(begin)
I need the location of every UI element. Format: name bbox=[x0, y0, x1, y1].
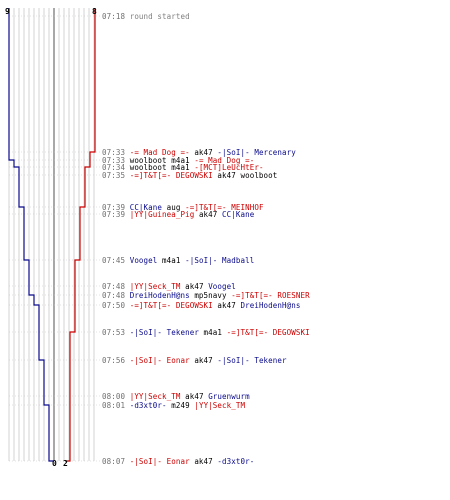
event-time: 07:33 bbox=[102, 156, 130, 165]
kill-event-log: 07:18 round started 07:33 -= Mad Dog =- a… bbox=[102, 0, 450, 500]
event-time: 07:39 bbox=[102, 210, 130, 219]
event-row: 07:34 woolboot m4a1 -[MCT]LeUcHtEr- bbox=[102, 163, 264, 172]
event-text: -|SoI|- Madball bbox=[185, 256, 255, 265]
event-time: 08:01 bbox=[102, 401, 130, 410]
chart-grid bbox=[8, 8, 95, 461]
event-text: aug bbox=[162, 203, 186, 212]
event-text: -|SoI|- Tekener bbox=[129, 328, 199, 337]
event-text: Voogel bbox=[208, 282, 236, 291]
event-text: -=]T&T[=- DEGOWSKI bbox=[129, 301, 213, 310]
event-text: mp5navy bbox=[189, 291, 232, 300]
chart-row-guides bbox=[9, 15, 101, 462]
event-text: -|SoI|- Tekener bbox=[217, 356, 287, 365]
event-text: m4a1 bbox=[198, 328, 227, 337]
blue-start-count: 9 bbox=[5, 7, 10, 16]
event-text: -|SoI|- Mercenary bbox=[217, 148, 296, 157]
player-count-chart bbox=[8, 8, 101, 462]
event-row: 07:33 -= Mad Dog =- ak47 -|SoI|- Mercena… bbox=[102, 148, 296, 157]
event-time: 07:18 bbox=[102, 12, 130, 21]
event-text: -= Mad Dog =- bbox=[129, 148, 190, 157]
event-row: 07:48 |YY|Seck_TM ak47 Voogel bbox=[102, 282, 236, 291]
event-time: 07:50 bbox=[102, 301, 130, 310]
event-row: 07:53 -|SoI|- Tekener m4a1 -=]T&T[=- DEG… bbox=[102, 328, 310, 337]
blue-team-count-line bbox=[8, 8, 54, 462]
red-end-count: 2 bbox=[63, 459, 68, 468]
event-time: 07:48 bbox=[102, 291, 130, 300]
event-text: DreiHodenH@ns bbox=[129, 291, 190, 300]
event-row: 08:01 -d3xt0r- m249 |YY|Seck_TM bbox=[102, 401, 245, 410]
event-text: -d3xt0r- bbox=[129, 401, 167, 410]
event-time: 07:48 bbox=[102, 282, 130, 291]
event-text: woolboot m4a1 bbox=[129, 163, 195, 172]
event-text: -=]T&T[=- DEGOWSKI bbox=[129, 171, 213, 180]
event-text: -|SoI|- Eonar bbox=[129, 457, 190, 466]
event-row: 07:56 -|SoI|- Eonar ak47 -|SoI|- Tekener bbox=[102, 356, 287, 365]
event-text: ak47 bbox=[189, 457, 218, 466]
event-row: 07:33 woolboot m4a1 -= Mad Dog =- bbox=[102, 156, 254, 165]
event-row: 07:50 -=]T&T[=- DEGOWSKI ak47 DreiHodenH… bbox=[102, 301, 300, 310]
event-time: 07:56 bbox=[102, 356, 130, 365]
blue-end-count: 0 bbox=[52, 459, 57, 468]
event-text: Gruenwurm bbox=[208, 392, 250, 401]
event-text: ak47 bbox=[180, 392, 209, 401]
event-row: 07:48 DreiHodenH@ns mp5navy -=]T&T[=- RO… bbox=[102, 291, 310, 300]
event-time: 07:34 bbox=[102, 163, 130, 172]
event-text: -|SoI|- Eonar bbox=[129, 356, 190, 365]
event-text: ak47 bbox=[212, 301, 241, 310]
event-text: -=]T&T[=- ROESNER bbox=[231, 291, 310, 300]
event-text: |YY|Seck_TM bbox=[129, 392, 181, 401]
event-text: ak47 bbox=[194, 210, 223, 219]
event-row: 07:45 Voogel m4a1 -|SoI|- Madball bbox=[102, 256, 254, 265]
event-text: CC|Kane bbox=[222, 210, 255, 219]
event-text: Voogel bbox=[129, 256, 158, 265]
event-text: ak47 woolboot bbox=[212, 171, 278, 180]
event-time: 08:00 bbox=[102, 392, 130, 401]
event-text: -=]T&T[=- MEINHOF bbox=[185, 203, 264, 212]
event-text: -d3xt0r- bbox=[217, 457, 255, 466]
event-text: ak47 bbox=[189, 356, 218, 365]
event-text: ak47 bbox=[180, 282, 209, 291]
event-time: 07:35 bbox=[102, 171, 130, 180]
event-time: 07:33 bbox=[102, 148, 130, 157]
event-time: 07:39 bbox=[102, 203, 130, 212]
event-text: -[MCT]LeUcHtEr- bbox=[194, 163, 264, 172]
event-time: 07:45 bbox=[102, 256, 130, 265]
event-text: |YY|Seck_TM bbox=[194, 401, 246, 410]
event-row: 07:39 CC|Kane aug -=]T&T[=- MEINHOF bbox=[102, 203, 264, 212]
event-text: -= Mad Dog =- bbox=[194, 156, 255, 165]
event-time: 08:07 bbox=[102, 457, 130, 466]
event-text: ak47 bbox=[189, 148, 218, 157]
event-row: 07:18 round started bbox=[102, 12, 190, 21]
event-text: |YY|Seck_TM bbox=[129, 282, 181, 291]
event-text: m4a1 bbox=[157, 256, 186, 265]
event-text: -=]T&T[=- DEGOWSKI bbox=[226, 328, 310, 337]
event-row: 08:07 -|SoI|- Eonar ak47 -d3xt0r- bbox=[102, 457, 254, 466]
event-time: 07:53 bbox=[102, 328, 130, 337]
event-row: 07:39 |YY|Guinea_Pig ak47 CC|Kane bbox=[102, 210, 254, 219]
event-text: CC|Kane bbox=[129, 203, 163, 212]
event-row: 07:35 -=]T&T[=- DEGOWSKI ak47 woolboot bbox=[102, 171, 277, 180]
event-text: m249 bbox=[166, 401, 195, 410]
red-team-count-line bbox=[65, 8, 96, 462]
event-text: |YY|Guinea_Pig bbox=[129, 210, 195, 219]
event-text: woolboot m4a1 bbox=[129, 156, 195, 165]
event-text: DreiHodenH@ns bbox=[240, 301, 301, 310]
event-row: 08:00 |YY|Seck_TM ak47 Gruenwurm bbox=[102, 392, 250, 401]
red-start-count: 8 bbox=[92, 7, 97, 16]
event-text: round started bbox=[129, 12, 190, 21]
(end)
(begin)
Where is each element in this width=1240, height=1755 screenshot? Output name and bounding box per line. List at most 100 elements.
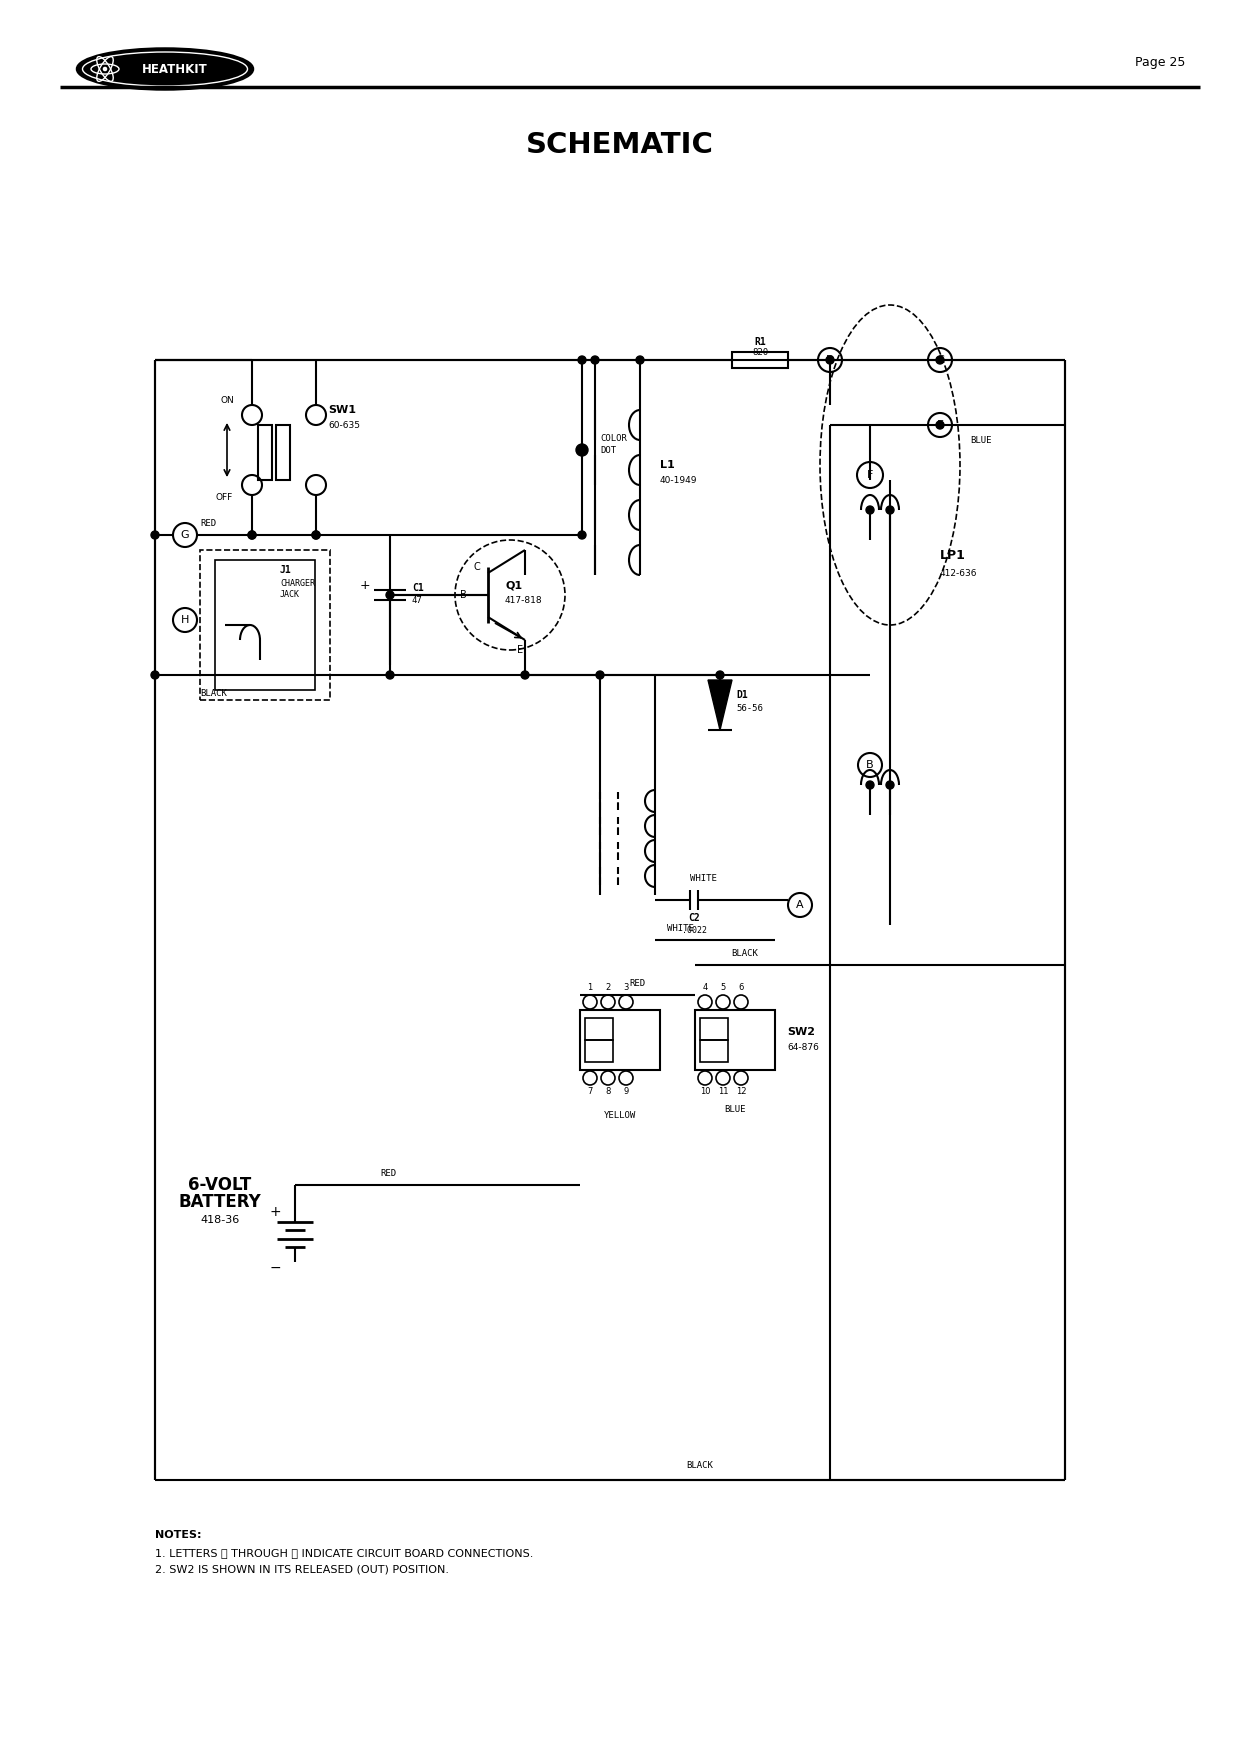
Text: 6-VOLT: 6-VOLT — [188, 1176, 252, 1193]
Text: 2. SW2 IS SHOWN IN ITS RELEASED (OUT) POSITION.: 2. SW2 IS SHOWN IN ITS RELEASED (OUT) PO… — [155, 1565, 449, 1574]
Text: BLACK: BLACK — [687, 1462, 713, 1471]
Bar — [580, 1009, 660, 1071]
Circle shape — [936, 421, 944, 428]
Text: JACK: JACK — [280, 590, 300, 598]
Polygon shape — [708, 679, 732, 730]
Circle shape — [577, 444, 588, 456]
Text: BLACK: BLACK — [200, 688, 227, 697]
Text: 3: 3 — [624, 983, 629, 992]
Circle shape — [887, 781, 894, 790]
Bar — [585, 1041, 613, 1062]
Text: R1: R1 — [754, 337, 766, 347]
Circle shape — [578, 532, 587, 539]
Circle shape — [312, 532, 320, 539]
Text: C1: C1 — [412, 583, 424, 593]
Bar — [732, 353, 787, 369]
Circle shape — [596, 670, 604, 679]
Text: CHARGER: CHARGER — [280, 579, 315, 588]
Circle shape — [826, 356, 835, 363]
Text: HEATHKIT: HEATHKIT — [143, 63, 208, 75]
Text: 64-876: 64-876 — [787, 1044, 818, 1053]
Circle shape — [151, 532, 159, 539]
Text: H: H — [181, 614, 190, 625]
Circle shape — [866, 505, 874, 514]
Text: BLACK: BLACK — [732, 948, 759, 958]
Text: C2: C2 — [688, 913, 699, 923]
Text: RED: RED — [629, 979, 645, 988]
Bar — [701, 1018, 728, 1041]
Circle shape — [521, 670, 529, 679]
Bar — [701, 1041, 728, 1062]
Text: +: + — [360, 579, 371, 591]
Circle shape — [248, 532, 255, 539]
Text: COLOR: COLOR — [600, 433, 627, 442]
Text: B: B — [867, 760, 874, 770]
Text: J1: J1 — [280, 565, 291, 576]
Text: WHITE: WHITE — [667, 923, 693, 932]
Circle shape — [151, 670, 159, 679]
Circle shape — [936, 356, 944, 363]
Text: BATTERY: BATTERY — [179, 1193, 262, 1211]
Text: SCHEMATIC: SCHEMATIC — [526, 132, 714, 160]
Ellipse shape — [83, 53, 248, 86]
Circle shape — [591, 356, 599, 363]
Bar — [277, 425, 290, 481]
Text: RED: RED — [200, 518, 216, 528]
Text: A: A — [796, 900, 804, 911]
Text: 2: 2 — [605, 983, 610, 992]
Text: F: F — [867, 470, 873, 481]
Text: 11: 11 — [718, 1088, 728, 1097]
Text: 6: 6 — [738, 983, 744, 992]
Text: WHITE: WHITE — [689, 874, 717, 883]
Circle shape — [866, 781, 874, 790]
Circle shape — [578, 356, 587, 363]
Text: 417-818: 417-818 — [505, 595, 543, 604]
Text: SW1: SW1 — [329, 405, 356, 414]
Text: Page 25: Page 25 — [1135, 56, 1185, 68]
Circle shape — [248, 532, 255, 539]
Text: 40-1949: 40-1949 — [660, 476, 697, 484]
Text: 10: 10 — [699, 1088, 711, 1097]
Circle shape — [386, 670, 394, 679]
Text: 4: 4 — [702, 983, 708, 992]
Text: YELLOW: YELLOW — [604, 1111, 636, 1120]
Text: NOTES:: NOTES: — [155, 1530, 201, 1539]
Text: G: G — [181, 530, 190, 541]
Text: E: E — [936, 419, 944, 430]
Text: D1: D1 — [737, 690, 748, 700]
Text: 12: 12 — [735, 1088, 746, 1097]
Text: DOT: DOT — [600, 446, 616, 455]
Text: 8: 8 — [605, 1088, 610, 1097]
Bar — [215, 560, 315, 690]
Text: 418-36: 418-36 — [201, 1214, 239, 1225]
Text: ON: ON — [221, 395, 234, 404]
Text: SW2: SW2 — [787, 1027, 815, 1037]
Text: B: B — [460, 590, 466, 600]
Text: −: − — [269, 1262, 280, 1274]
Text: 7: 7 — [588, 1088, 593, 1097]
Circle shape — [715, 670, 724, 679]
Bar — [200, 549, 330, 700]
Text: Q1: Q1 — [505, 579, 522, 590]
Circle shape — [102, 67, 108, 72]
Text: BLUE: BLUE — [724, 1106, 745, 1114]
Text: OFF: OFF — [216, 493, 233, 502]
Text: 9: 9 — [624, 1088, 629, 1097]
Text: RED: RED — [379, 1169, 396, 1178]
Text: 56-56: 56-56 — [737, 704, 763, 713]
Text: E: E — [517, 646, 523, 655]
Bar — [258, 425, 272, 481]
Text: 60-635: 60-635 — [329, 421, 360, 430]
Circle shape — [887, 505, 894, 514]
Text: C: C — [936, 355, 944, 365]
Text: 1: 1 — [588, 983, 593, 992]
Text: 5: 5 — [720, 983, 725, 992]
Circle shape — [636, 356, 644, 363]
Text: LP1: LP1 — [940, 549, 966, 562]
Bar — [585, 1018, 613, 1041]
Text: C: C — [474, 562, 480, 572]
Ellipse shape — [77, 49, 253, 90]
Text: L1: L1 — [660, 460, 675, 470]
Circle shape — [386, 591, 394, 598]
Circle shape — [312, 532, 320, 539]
(end)
(begin)
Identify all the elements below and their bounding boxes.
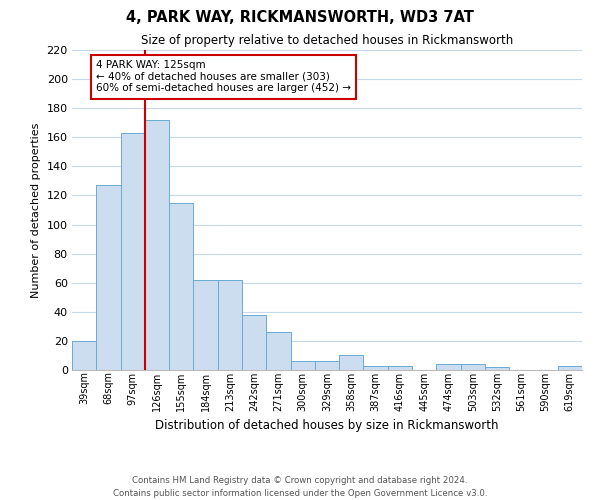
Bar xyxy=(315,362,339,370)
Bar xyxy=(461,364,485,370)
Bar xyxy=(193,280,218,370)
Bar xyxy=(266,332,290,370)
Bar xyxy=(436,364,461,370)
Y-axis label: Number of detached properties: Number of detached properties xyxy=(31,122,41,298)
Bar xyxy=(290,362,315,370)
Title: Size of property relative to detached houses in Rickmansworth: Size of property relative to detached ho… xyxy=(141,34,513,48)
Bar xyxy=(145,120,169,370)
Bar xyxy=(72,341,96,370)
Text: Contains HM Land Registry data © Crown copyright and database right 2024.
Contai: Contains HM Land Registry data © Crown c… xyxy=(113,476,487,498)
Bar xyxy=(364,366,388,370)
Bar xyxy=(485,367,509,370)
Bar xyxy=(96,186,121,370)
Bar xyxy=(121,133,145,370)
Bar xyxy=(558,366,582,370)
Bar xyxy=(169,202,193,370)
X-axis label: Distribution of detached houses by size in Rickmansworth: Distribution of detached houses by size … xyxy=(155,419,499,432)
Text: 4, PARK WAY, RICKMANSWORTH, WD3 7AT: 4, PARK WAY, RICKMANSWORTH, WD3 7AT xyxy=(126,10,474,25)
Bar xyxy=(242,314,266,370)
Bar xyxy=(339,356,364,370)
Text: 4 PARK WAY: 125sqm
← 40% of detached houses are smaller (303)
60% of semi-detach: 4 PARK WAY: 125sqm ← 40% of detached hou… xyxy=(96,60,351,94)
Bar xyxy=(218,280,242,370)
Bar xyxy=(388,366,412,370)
(end)
> _Task details_
Copy verbatim the item lines from the line with "event-time: 07:33 bbox=[102, 156, 130, 165]" up to and including the line with "event-time: 08:01 bbox=[102, 401, 130, 410]".

> _Result of the exercise_
event-time: 07:33 bbox=[102, 156, 130, 165]
kill-event-log: 07:18 round started 07:33 -= Mad Dog =- a… bbox=[102, 0, 450, 500]
event-time: 07:39 bbox=[102, 210, 130, 219]
event-row: 07:34 woolboot m4a1 -[MCT]LeUcHtEr- bbox=[102, 163, 264, 172]
event-text: -|SoI|- Madball bbox=[185, 256, 255, 265]
event-time: 08:01 bbox=[102, 401, 130, 410]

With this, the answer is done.